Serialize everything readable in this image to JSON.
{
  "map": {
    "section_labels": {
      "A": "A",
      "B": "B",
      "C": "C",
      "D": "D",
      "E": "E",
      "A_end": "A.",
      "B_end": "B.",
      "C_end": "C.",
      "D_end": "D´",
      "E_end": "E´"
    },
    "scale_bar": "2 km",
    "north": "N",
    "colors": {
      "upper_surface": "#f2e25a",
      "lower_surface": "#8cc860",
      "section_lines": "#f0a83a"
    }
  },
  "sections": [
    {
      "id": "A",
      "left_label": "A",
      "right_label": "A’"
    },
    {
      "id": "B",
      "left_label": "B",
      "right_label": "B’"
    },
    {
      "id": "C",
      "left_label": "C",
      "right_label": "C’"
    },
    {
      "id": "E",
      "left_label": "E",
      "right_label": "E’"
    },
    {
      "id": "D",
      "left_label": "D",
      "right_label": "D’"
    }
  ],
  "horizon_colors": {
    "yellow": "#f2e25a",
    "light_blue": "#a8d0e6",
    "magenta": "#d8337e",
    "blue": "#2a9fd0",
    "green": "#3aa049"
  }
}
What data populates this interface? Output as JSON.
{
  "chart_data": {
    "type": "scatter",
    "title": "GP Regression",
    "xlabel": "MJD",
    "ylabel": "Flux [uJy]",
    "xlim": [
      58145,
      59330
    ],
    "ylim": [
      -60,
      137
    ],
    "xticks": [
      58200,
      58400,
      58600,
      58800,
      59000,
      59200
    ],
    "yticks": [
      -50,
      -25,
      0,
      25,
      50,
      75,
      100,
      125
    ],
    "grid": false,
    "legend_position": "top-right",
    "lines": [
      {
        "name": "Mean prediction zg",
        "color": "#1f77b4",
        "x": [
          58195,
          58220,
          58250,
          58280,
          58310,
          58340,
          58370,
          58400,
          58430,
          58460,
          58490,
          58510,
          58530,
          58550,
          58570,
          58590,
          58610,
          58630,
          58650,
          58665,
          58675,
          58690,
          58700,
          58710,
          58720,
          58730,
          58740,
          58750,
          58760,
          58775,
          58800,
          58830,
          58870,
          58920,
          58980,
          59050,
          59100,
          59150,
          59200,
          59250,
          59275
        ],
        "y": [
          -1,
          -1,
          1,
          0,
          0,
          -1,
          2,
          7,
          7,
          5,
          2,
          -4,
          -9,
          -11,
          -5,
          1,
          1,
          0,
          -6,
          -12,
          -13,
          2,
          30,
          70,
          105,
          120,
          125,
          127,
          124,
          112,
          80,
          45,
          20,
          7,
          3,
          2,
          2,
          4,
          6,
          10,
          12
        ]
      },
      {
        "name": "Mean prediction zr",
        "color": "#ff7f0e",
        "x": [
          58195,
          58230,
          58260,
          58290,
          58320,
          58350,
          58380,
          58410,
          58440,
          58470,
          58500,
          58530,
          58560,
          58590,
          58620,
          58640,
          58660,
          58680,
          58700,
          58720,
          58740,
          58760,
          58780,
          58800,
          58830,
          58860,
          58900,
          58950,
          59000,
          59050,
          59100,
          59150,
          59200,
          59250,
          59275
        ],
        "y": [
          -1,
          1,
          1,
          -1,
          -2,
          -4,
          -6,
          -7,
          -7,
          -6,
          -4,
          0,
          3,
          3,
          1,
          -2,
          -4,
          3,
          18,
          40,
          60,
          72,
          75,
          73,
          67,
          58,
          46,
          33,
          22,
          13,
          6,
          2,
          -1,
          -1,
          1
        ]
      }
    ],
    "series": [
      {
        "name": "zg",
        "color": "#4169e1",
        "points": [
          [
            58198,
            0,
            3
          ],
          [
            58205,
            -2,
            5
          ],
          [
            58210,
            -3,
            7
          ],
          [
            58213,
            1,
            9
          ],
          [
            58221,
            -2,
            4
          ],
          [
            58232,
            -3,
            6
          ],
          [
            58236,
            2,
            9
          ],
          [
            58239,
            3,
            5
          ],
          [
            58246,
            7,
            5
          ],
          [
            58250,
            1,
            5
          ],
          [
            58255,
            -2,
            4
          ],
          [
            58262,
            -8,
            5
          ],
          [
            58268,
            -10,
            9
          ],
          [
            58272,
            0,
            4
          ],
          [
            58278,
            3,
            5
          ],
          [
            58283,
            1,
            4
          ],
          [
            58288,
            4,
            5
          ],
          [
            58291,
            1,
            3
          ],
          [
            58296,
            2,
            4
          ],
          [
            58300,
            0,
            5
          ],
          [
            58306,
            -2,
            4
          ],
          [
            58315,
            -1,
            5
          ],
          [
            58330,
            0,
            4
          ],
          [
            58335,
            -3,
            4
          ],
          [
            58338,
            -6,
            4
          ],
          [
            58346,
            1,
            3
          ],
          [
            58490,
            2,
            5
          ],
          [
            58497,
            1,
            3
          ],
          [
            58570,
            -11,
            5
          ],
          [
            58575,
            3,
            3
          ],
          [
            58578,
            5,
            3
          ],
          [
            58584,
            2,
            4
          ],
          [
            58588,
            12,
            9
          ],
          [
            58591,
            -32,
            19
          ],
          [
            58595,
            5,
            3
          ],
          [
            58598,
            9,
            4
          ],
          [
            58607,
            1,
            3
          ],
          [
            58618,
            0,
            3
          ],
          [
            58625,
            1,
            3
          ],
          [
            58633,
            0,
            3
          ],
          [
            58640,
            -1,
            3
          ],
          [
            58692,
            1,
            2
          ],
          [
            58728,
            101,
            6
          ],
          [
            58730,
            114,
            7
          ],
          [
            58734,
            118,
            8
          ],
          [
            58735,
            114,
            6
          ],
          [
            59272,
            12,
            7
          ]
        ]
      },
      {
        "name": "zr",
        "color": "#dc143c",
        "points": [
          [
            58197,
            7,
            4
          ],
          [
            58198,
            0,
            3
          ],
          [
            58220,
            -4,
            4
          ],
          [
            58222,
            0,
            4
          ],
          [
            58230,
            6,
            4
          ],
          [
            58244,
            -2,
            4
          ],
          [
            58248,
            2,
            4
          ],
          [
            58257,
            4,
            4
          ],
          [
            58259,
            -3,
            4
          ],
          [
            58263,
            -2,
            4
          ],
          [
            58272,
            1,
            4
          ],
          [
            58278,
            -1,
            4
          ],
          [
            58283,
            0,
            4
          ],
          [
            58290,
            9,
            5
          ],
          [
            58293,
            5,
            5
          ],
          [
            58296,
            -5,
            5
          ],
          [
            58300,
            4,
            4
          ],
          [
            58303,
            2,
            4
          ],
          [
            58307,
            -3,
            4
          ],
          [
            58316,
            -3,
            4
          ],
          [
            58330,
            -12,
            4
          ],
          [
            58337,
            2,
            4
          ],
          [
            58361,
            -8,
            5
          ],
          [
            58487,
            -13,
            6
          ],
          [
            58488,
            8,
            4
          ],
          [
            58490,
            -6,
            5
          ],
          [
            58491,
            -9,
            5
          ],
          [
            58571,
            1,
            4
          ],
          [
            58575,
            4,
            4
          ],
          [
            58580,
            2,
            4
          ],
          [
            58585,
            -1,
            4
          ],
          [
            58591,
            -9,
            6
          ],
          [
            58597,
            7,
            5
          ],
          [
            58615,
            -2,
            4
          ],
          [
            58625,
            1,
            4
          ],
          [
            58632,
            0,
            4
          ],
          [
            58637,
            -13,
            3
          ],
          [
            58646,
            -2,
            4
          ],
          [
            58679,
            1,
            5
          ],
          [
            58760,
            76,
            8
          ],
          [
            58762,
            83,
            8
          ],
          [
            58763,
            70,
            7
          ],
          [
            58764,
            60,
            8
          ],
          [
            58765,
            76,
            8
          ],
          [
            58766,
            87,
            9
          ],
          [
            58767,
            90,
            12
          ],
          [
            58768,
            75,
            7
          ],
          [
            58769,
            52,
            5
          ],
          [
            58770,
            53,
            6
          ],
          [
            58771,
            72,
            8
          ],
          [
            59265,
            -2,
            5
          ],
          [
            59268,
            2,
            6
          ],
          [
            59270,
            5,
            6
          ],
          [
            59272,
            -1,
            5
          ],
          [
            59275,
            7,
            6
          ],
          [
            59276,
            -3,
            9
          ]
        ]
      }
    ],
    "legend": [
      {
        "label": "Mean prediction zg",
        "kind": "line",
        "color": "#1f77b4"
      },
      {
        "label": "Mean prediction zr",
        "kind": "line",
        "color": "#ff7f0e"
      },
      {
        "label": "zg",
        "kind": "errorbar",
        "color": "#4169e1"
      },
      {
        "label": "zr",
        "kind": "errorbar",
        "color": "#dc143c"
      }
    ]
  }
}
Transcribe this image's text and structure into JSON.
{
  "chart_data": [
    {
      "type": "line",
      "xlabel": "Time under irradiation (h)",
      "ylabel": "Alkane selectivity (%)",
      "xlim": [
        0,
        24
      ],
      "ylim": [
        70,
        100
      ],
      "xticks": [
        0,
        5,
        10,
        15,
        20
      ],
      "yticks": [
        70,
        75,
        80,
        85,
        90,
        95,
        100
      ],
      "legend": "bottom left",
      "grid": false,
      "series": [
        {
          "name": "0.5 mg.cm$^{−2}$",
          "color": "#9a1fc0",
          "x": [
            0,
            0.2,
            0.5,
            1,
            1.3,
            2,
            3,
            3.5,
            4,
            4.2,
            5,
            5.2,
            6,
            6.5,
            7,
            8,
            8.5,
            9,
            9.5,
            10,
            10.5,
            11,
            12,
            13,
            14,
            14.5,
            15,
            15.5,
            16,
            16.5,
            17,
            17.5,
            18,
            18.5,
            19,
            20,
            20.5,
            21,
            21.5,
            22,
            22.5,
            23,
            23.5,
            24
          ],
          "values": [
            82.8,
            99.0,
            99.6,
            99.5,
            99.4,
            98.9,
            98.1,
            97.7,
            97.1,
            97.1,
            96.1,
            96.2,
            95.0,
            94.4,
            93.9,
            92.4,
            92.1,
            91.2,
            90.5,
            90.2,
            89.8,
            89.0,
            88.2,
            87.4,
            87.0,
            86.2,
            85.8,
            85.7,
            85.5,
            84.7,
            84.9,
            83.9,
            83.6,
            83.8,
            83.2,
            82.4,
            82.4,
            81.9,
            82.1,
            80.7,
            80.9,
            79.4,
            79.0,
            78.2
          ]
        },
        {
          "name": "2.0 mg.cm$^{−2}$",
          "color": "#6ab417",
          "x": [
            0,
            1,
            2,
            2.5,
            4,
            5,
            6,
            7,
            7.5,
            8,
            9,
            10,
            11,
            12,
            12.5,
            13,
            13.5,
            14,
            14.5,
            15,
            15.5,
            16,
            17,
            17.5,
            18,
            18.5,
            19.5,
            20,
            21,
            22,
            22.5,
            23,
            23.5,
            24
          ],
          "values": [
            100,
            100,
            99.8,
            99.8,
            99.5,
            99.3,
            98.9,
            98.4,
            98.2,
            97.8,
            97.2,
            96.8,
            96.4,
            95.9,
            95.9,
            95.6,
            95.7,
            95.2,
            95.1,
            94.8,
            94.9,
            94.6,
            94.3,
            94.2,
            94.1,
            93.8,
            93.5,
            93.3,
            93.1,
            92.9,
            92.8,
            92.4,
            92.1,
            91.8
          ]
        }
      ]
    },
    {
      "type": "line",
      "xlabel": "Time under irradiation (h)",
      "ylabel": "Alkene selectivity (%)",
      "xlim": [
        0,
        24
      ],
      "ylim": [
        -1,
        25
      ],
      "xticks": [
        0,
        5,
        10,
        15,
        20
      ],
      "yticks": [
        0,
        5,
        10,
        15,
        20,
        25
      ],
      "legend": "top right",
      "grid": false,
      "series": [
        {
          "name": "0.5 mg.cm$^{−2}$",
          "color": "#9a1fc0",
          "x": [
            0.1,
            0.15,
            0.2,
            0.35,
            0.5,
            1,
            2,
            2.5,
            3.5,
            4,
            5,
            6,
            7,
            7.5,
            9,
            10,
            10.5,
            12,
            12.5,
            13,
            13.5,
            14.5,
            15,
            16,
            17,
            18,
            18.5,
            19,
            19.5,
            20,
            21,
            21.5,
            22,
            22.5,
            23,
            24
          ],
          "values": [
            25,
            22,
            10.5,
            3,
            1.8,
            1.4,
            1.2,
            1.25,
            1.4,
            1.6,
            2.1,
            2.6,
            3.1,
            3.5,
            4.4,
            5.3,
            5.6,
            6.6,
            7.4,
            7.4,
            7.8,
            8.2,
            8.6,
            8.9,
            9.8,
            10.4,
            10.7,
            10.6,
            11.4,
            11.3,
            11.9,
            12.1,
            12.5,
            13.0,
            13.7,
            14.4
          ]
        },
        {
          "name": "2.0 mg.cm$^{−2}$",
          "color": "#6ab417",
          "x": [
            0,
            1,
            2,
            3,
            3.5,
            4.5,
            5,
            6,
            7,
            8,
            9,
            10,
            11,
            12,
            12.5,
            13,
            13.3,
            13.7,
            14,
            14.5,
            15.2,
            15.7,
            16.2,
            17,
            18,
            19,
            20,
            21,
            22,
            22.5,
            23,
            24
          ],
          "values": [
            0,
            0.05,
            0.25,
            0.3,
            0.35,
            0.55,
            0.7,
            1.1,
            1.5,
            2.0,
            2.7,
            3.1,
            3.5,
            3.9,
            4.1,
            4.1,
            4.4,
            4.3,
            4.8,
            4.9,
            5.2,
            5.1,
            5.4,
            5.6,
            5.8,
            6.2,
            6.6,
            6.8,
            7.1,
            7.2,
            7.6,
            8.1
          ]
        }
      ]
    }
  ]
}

GOAL >> Your task is to list each line of the records with the word "this".

THE REPLY >>
Serialize everything readable in this image to JSON.
What data populates this interface? Output as JSON.
Transcribe this image's text and structure into JSON.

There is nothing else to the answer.